Task to complete:
Find the lines below that contain the string "назначена". Copy each one.

Data in this exercise:
###

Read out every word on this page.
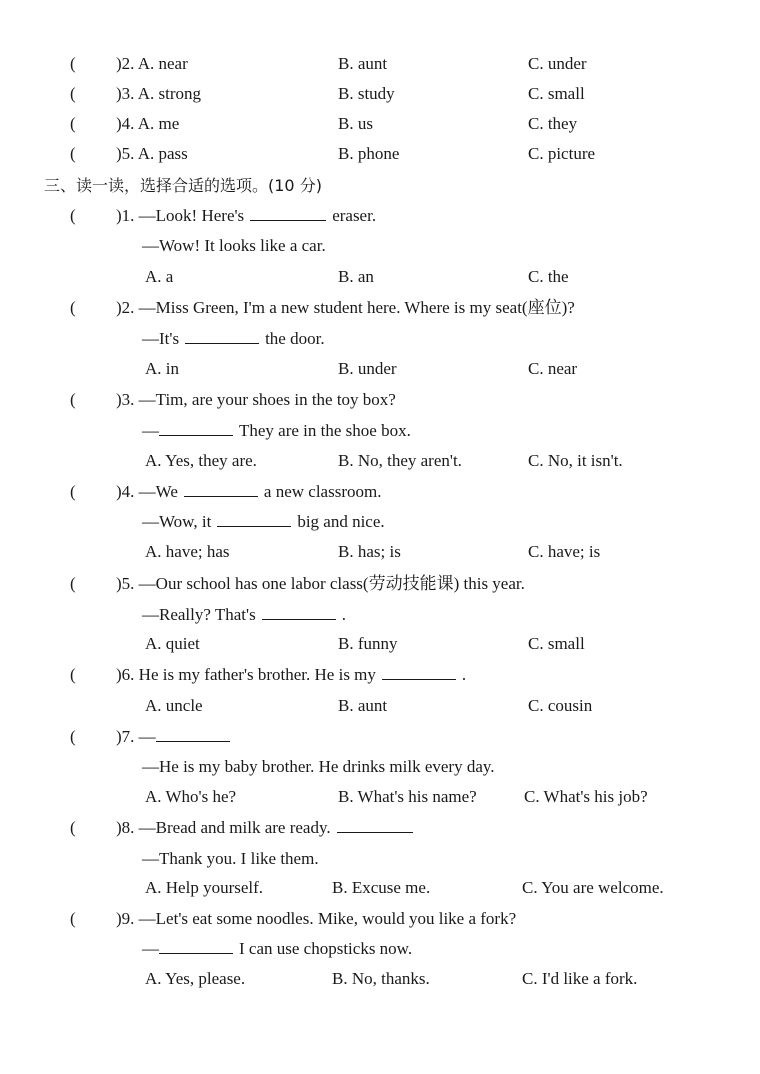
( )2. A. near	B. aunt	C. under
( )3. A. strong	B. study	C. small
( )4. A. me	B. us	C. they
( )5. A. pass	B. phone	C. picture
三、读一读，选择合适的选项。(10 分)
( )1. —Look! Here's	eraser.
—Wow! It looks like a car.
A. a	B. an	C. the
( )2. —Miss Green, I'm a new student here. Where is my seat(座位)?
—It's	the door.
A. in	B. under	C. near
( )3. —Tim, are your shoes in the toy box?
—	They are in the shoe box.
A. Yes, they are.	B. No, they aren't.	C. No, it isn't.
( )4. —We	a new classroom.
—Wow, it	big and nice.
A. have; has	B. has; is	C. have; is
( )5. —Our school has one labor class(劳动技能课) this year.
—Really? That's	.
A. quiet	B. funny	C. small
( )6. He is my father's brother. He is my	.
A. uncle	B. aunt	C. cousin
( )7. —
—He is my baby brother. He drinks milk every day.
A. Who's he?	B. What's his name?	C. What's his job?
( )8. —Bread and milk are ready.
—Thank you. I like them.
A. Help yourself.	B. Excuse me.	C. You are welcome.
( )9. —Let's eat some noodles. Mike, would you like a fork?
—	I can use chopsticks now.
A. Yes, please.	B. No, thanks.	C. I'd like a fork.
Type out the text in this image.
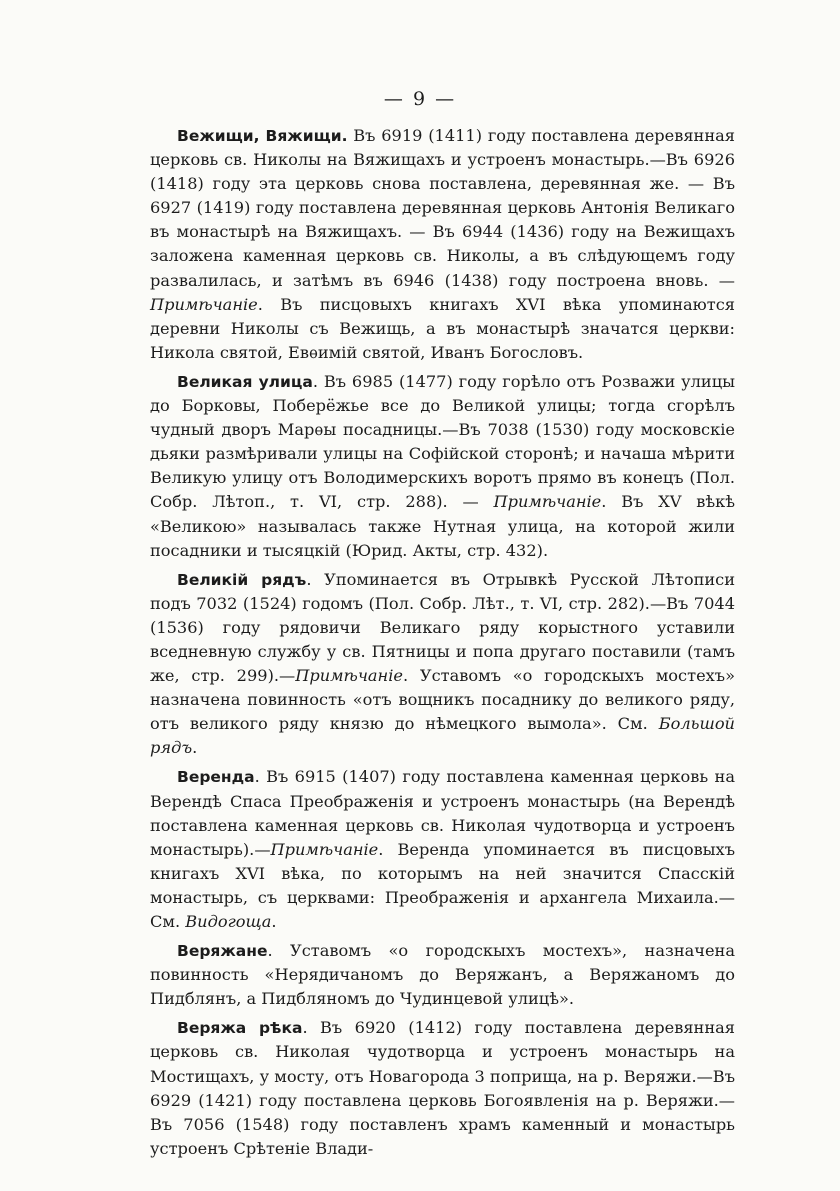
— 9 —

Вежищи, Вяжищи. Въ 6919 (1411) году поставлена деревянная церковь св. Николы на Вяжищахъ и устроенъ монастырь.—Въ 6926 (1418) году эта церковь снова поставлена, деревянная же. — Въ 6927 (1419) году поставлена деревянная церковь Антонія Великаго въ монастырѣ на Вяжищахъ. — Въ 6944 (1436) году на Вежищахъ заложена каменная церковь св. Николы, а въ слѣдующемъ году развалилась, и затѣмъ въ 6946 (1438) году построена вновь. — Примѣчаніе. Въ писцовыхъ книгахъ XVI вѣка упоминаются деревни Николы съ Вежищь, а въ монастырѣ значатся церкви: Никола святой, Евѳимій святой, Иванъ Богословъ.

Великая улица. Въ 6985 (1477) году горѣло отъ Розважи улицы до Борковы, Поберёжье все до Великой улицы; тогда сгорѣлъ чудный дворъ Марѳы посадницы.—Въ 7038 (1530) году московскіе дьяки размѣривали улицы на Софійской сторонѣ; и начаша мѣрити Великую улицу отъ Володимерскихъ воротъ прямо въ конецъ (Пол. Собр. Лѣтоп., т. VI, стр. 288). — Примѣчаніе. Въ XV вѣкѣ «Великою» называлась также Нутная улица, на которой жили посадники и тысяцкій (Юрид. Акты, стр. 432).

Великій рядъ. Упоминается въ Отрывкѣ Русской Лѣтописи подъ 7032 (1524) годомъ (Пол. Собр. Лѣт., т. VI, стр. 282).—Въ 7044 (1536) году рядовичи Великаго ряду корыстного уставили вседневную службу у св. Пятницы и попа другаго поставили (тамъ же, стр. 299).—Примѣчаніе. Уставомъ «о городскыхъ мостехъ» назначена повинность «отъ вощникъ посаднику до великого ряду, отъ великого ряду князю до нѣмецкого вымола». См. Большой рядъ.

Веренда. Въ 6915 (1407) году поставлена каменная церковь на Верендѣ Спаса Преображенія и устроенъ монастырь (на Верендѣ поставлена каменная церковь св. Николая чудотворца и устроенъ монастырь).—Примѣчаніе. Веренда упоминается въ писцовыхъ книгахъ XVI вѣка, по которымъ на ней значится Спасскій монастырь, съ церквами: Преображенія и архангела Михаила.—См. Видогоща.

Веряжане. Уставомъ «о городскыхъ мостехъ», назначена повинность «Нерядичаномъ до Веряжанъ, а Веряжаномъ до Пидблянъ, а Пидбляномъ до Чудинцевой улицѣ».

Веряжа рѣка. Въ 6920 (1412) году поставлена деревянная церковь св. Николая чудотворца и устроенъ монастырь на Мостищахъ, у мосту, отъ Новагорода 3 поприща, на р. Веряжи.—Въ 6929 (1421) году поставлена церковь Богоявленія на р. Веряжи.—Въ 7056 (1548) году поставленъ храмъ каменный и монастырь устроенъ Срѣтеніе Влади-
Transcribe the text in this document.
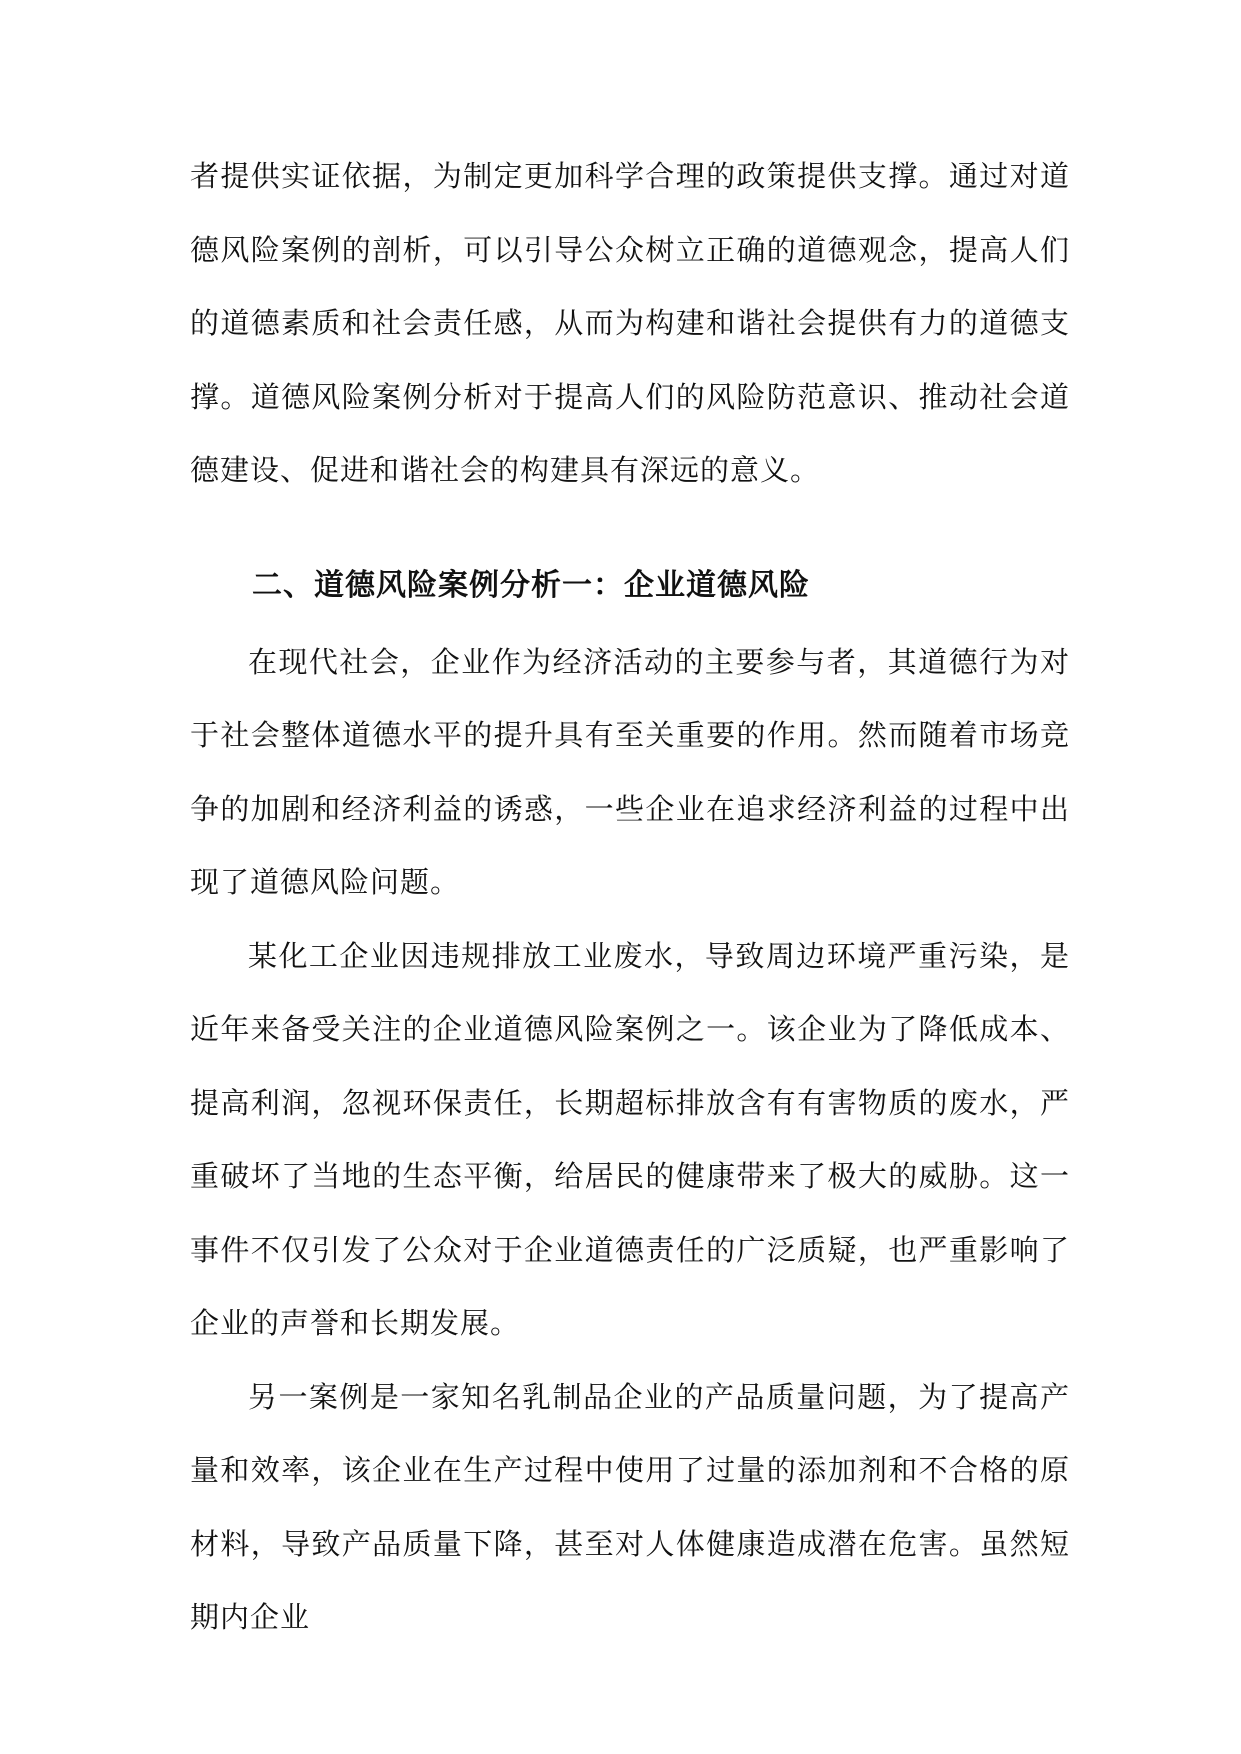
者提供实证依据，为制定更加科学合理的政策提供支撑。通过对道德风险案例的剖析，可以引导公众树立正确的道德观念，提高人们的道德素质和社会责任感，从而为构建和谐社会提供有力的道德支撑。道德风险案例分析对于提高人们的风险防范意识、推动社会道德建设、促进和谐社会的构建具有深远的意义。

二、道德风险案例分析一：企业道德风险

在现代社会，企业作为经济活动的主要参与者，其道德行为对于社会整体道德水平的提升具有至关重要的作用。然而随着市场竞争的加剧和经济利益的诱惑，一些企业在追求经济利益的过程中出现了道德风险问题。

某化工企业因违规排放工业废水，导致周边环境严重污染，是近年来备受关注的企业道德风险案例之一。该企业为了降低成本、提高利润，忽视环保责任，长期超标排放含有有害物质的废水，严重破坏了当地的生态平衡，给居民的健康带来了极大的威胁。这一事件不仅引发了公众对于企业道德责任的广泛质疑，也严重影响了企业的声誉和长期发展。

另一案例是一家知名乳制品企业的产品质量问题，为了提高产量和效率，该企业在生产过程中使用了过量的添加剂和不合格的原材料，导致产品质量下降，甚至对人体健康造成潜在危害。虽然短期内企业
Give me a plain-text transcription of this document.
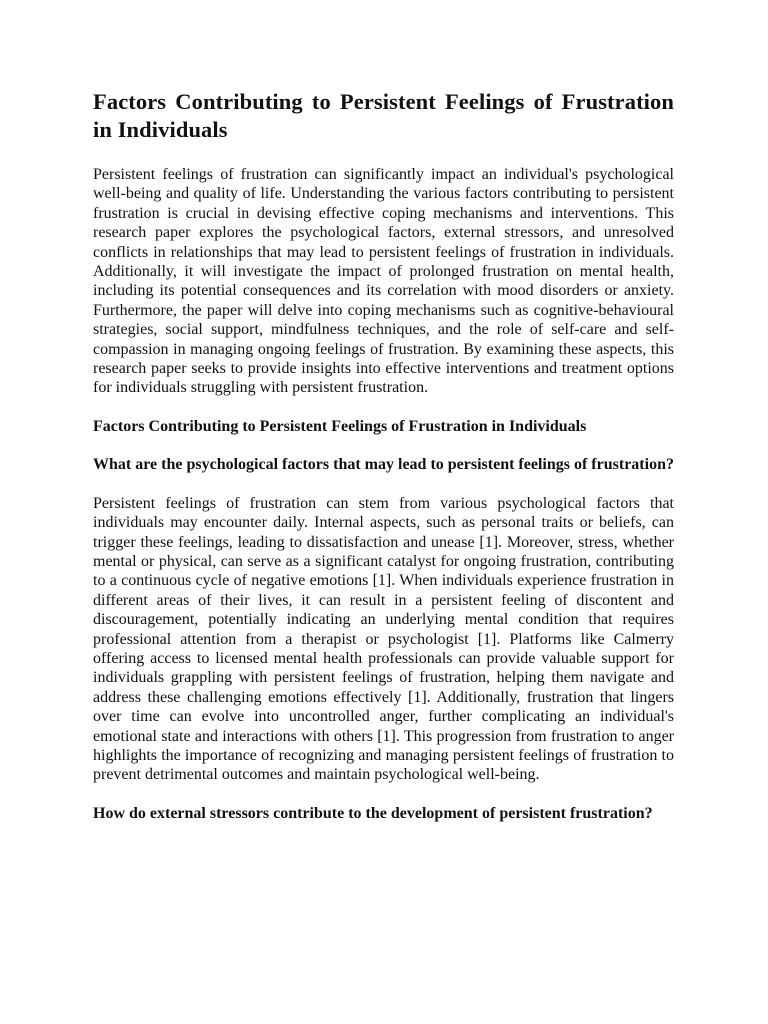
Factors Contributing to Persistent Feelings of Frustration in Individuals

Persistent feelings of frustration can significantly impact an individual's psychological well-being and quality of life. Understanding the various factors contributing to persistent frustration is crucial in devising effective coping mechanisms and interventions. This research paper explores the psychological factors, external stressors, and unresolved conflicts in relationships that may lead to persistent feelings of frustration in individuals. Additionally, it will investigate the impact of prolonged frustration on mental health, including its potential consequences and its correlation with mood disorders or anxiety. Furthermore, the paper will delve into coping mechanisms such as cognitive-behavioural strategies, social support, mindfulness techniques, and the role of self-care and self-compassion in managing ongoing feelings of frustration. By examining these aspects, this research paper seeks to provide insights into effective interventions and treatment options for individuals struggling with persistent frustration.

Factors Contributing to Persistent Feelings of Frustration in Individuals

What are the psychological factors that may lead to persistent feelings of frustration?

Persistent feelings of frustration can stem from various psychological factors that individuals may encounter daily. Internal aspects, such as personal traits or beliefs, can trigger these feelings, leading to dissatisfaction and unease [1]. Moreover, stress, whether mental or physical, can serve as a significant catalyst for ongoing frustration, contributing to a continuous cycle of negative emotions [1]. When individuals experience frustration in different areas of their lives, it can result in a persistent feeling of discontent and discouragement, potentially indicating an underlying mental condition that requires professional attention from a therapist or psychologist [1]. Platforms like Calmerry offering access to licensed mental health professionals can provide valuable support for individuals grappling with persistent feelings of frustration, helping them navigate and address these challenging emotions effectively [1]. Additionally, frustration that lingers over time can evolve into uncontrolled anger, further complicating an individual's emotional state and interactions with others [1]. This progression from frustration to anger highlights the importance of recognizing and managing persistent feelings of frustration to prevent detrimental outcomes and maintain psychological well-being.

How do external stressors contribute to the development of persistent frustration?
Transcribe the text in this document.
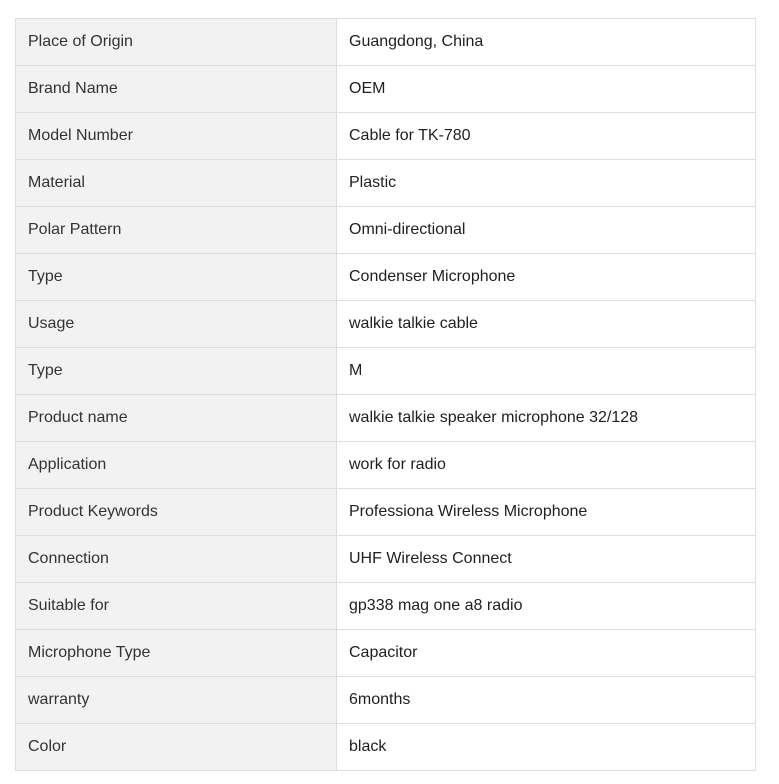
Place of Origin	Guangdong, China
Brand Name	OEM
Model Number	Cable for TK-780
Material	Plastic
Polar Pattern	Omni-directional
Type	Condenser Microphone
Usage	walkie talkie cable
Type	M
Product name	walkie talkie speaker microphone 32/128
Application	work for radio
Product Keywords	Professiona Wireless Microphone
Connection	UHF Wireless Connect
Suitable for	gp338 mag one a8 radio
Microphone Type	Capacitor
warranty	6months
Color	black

###

Task solution:
Великій рядъ. Упоминается въ Отрывкѣ Русской Лѣтописи подъ 7032 (1524) годомъ (Пол. Собр. Лѣт., т. VI, стр. 282).—Въ 7044 (1536) году рядовичи Великаго ряду корыстного уставили вседневную службу у св. Пятницы и попа другаго поставили (тамъ же, стр. 299).—Примѣчаніе. Уставомъ «о городскыхъ мостехъ» назначена повинность «отъ вощникъ посаднику до великого ряду, отъ великого ряду князю до нѣмецкого вымола». См. Большой рядъ.
Веряжане. Уставомъ «о городскыхъ мостехъ», назначена повинность «Нерядичаномъ до Веряжанъ, а Веряжаномъ до Пидблянъ, а Пидбляномъ до Чудинцевой улицѣ».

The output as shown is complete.